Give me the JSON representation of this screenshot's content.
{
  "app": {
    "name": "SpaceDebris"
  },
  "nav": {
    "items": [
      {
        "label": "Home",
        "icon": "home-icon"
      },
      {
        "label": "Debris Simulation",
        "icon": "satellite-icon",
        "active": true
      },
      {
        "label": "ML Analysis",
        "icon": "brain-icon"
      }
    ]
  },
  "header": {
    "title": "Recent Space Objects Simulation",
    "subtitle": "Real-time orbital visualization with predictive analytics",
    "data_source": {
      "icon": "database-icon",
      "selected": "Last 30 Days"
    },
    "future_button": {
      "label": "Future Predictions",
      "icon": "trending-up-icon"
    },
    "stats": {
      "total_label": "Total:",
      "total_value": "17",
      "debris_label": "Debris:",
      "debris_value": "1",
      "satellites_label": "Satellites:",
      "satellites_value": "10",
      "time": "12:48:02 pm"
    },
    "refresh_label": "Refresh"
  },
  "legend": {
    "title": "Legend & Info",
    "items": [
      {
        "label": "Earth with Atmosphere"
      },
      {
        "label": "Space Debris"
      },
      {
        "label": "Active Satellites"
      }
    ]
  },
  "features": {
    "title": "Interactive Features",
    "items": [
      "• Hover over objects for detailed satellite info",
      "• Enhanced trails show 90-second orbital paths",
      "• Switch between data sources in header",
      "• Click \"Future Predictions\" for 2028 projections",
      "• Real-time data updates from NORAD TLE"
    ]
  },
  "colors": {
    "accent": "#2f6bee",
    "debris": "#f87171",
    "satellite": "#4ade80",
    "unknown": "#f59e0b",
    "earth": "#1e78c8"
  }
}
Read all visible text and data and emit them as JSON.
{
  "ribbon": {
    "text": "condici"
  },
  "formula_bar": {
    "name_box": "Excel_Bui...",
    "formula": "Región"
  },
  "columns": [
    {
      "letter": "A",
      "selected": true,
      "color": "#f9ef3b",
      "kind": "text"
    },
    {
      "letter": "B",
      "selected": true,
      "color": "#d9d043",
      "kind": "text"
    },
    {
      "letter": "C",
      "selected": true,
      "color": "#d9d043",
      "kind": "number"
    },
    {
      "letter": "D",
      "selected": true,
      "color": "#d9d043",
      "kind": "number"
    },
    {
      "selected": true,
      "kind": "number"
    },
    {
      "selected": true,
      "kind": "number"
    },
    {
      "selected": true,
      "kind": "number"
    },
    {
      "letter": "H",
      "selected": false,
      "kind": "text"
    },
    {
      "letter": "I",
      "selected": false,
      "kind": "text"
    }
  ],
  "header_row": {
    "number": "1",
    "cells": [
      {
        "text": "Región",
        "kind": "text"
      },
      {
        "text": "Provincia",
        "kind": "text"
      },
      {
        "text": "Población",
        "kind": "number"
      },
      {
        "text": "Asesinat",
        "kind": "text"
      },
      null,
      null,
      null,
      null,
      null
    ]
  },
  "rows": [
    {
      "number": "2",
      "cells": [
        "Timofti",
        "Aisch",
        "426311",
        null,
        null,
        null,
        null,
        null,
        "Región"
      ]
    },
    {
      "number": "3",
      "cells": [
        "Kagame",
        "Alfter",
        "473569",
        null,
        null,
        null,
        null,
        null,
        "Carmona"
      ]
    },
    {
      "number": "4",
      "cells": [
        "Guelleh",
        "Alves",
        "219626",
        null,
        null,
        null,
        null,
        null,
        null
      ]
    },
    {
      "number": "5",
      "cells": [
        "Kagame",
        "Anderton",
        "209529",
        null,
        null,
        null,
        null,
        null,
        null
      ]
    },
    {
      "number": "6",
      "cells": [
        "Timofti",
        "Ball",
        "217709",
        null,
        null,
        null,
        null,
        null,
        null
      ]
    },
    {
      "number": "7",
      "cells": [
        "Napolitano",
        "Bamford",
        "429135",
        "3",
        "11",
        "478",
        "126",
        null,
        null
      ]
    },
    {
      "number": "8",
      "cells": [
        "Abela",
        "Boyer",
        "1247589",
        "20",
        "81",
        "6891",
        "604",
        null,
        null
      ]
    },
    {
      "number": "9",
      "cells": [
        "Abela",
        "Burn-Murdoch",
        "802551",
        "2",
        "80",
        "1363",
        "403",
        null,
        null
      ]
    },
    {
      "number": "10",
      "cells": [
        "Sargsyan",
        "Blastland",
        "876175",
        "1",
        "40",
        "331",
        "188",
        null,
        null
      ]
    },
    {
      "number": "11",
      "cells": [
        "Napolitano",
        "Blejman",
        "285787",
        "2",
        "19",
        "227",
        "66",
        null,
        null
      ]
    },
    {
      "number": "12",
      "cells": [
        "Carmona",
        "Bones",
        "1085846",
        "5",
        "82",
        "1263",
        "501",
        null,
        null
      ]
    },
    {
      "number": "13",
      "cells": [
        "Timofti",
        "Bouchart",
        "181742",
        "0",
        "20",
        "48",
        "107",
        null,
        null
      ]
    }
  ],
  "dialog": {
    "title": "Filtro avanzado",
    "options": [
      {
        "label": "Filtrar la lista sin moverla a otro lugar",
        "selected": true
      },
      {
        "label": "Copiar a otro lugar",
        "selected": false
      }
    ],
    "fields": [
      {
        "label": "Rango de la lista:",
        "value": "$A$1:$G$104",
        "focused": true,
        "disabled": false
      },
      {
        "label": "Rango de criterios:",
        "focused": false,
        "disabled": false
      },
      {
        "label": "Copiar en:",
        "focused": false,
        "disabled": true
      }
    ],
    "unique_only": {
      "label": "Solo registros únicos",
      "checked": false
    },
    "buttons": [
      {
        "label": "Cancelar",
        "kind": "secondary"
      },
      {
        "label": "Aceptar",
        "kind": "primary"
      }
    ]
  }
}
——
WHAT IS ASKED >> Scan the listing above for the word "otro" and copy every line that holds it.

RESULT FOR THIS TASK >>
        "label": "Filtrar la lista sin moverla a otro lugar",
        "label": "Copiar a otro lugar",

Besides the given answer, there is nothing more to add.